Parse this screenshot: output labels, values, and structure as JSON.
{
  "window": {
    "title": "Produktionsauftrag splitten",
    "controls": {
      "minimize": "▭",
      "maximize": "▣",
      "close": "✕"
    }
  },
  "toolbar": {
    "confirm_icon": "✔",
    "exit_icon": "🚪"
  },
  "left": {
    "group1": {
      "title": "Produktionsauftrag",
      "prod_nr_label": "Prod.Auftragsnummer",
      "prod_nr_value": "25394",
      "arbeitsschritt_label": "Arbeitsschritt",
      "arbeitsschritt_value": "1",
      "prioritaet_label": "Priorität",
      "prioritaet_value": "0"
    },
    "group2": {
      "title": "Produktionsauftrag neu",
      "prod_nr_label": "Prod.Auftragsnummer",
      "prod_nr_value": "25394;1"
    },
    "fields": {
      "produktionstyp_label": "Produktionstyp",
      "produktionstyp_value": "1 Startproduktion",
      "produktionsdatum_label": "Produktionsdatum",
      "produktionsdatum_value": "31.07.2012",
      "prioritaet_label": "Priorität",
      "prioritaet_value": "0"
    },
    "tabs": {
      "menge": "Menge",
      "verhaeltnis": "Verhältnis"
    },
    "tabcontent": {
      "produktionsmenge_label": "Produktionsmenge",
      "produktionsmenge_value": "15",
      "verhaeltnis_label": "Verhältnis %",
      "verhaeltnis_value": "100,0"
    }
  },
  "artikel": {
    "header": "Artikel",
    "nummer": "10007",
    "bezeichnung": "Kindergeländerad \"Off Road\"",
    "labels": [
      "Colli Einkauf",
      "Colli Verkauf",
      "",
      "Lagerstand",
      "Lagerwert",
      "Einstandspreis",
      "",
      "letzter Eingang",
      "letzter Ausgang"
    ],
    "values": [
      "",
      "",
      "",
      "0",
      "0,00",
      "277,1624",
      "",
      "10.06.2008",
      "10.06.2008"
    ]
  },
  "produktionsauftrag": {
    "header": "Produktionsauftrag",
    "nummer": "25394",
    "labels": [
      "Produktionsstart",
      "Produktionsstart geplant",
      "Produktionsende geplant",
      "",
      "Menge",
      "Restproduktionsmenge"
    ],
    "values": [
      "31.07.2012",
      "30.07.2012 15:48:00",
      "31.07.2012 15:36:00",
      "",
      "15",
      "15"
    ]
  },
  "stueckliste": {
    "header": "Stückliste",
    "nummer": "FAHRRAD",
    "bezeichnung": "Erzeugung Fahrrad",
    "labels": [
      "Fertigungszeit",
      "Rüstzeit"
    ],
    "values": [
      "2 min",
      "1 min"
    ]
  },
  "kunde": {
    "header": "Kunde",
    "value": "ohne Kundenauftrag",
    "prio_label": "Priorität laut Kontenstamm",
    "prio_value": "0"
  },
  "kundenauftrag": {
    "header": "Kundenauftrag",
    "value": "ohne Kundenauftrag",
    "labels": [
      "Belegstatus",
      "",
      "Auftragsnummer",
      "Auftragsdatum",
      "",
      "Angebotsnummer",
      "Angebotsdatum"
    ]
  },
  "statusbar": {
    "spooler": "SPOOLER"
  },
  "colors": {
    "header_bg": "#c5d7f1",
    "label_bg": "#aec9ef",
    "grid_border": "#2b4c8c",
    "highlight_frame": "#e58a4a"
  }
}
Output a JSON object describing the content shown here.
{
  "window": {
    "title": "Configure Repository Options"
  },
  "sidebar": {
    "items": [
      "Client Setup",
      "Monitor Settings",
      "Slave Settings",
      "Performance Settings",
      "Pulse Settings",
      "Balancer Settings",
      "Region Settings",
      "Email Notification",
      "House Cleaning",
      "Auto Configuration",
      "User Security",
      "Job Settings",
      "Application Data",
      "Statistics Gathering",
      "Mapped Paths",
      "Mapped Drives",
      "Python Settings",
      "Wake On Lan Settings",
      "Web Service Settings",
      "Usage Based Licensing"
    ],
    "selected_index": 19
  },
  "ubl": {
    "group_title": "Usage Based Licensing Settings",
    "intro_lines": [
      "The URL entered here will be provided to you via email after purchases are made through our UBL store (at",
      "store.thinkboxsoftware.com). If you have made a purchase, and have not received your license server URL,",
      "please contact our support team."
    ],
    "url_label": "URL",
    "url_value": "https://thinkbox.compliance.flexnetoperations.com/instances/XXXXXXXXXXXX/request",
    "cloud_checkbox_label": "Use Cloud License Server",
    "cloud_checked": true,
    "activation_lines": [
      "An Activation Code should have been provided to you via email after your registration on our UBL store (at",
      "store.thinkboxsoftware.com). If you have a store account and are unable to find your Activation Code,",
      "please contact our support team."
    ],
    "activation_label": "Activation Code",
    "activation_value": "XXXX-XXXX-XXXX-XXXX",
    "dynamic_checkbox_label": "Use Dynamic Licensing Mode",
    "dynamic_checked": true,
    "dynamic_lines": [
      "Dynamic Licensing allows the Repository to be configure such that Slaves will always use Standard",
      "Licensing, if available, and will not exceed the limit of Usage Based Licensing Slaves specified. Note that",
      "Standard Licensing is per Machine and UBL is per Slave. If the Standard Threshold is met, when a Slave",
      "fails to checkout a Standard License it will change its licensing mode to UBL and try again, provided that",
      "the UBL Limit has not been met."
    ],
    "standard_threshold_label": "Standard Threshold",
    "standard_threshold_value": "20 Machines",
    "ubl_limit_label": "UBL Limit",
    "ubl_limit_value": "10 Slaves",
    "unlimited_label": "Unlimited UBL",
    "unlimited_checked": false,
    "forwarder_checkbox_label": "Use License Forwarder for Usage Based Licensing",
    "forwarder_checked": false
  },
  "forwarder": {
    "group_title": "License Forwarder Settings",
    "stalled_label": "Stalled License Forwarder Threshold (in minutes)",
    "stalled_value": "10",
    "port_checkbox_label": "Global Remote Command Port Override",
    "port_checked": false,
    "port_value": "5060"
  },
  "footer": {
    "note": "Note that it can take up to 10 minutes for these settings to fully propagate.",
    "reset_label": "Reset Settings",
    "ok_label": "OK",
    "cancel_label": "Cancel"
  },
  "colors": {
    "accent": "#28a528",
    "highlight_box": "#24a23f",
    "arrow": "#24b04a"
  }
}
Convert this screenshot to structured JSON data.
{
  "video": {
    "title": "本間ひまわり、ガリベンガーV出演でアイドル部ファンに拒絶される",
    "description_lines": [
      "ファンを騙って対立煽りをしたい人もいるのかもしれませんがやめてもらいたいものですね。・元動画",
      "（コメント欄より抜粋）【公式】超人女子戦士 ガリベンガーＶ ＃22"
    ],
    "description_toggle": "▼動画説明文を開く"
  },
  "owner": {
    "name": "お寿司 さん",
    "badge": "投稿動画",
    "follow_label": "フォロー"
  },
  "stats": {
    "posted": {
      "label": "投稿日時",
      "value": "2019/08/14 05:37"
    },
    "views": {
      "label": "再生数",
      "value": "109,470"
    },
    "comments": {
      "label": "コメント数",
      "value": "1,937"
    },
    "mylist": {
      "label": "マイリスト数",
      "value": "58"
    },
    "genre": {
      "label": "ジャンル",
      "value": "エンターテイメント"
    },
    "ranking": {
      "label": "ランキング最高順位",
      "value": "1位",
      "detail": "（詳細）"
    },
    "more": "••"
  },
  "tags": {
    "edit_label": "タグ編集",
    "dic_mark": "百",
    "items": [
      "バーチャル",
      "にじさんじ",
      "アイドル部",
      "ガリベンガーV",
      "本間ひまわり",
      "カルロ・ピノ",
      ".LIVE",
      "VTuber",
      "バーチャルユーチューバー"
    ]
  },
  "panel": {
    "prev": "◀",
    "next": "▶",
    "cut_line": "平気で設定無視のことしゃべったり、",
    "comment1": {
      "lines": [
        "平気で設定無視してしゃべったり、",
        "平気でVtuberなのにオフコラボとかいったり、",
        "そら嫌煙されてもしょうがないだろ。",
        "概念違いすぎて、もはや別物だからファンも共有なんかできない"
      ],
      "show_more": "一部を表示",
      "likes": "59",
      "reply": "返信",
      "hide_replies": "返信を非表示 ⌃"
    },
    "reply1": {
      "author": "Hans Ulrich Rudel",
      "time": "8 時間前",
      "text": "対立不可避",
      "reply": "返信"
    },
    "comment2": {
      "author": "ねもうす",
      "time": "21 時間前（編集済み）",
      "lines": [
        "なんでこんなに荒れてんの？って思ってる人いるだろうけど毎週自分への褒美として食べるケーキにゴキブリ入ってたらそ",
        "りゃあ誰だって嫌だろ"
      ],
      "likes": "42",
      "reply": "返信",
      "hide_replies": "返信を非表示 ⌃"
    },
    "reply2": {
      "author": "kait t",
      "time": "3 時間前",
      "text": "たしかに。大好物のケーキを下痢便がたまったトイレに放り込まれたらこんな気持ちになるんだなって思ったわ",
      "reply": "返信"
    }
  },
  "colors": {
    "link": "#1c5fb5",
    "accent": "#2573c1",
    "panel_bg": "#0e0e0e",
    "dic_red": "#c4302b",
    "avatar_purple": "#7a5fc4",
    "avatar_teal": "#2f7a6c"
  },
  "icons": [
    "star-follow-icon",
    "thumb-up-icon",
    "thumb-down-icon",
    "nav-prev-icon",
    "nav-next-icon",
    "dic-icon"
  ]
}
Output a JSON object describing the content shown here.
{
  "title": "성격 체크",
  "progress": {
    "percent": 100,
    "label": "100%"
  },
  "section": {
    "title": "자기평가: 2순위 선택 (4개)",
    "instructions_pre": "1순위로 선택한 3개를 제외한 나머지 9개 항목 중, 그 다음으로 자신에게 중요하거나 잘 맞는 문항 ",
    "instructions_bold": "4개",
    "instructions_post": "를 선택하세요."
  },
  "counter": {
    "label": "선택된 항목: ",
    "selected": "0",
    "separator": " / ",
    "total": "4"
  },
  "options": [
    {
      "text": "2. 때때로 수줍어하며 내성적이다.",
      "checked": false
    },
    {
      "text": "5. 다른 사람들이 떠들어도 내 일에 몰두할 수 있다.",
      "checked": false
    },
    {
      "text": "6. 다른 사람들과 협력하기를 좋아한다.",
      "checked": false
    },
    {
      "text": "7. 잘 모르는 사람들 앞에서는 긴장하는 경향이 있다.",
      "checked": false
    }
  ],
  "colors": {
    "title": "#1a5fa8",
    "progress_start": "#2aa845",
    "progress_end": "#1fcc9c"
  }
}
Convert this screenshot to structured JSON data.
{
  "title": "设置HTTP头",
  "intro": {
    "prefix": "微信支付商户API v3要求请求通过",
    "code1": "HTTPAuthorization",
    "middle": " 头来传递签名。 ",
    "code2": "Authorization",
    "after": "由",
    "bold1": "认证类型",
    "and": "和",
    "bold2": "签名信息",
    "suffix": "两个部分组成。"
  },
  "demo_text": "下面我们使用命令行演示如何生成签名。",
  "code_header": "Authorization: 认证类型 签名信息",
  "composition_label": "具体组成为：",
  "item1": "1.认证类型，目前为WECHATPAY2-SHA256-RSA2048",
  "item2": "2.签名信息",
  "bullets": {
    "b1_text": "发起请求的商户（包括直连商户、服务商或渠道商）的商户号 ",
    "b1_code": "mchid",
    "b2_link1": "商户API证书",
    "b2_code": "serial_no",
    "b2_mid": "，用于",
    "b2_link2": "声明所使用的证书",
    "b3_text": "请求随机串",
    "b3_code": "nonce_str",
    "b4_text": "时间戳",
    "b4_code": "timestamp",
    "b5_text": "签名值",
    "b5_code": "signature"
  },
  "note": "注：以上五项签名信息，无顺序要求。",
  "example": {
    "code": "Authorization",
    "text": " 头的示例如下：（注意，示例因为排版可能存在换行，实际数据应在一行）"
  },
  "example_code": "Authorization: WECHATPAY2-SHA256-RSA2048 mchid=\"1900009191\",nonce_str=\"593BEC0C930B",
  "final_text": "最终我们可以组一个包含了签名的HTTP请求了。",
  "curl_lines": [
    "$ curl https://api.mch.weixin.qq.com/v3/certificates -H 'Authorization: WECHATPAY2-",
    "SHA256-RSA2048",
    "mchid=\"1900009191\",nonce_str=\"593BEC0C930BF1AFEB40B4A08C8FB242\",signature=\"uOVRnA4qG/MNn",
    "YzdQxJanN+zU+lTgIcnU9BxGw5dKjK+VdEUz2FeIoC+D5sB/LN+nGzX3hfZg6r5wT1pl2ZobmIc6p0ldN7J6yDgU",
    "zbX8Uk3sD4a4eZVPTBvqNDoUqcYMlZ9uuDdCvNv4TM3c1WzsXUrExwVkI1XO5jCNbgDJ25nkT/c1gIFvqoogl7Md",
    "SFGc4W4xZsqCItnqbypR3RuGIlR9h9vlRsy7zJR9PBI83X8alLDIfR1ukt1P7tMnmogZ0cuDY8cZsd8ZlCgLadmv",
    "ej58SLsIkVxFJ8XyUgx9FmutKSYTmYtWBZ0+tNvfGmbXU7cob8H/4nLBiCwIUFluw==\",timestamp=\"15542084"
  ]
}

========================================================================

(What is required)
Looking at the listing above, how many of its lines contain the string "thinkboxsoftware"? Give the number alone.

(Full response)
2